THE PROBLEM ▸
Return every line of the data below that includes the string "Make".

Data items
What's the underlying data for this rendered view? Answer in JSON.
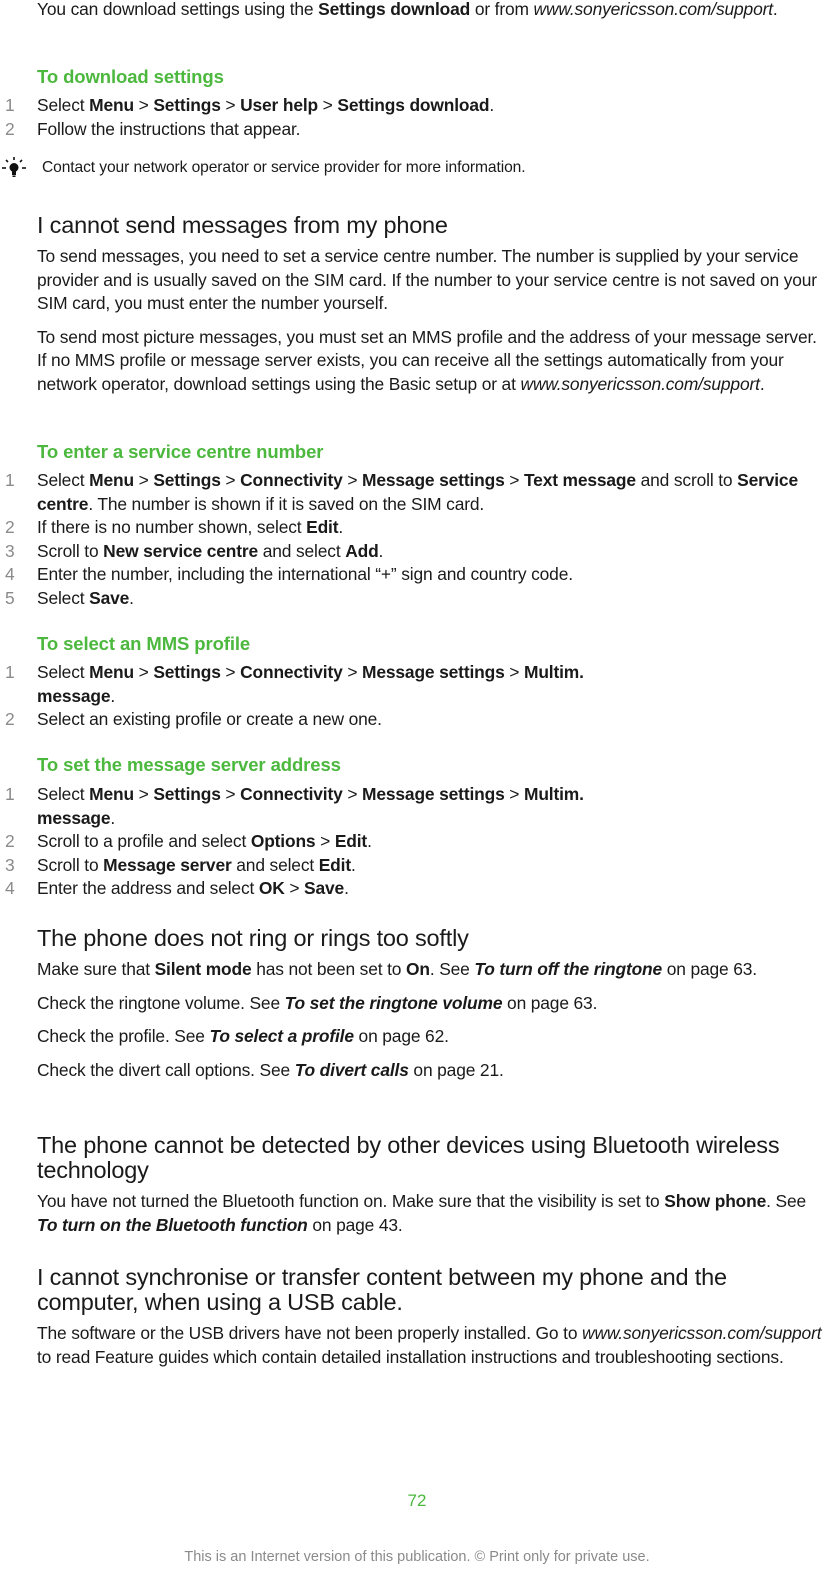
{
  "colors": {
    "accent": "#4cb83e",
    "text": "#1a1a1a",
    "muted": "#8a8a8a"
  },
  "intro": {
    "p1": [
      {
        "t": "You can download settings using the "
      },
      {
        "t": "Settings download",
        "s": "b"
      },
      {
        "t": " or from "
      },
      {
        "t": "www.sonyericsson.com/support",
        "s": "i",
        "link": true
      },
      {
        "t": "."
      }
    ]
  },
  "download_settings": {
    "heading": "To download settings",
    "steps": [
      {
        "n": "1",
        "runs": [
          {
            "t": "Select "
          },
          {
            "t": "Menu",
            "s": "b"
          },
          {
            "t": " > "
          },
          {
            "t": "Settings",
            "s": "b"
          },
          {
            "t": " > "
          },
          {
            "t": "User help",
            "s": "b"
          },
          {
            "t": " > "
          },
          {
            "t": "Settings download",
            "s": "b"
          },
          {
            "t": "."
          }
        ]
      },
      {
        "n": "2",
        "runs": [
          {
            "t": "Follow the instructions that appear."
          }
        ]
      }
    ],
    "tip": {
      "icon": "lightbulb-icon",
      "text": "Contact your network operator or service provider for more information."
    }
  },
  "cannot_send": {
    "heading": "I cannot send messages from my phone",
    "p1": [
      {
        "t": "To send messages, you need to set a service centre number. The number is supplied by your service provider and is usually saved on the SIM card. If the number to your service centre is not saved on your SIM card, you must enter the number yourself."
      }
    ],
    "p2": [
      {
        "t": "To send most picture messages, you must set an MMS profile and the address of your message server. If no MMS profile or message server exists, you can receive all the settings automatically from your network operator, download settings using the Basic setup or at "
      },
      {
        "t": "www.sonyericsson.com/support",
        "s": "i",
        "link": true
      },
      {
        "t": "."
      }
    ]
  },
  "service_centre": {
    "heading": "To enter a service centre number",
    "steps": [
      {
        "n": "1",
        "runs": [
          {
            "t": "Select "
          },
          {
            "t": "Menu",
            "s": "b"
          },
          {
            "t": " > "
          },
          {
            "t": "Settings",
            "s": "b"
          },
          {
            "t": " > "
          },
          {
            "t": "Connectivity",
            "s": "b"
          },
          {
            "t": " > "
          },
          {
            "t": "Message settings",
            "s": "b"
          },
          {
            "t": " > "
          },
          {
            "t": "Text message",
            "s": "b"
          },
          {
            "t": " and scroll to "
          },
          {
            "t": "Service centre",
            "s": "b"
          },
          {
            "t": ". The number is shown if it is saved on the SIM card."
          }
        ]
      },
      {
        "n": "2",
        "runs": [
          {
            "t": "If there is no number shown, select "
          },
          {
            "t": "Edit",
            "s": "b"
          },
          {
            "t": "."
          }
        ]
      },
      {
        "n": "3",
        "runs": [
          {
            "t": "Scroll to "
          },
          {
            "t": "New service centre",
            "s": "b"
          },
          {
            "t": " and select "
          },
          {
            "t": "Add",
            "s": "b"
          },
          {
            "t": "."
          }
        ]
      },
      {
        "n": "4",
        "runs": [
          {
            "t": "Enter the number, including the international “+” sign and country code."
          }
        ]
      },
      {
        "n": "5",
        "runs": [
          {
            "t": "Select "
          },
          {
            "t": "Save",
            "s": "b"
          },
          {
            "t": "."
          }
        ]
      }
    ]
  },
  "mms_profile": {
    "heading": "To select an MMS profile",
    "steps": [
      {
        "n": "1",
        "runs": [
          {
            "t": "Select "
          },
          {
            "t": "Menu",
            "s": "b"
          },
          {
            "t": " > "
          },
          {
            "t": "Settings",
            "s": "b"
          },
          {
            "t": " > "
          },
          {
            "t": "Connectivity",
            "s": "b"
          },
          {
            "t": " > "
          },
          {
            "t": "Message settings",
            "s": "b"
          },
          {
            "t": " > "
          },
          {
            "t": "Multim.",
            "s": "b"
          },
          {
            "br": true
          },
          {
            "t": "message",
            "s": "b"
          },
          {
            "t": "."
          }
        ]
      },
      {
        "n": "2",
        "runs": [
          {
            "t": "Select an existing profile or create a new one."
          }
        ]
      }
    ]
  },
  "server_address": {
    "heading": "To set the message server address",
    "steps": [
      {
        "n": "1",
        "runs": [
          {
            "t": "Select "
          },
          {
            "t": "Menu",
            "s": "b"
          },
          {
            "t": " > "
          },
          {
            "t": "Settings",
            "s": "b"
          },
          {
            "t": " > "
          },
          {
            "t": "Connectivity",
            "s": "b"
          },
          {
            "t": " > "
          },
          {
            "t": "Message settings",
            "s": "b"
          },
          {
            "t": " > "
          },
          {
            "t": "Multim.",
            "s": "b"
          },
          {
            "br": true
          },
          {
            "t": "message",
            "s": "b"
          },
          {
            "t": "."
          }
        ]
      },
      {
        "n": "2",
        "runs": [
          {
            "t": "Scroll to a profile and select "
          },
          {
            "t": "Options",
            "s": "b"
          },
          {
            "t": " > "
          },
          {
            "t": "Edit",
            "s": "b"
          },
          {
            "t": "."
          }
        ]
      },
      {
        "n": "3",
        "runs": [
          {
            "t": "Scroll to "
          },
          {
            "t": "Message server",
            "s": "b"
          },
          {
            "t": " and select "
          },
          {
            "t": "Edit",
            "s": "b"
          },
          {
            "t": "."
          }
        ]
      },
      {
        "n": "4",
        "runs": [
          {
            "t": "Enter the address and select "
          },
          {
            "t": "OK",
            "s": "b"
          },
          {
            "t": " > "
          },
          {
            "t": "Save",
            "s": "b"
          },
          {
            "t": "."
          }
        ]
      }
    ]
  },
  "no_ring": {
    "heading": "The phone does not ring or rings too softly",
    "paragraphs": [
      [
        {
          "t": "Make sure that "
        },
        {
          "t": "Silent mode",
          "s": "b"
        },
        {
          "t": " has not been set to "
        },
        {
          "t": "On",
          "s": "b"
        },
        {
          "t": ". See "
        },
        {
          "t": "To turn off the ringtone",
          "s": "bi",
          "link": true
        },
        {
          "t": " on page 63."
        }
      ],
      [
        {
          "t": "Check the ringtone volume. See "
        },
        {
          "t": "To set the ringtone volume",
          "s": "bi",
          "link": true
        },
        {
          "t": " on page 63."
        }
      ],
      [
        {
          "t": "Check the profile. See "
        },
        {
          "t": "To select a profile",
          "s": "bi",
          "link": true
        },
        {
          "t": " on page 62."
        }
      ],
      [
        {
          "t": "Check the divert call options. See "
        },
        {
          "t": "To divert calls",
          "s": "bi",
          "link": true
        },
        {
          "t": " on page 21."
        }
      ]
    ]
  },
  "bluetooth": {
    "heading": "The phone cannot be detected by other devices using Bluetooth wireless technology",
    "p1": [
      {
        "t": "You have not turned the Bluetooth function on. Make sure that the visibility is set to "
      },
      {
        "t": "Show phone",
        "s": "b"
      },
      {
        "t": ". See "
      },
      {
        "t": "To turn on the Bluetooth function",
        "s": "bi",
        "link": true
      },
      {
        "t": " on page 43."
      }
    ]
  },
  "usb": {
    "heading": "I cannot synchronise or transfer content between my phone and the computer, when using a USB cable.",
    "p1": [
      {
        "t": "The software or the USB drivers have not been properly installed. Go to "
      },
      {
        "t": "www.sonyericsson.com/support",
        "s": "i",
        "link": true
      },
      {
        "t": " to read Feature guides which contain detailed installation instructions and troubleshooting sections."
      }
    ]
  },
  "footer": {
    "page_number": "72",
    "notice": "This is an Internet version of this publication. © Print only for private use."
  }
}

EXERCISE RESULT ▸
          "t": "Make sure that "
        "t": "You have not turned the Bluetooth function on. Make sure that the visibility is set to "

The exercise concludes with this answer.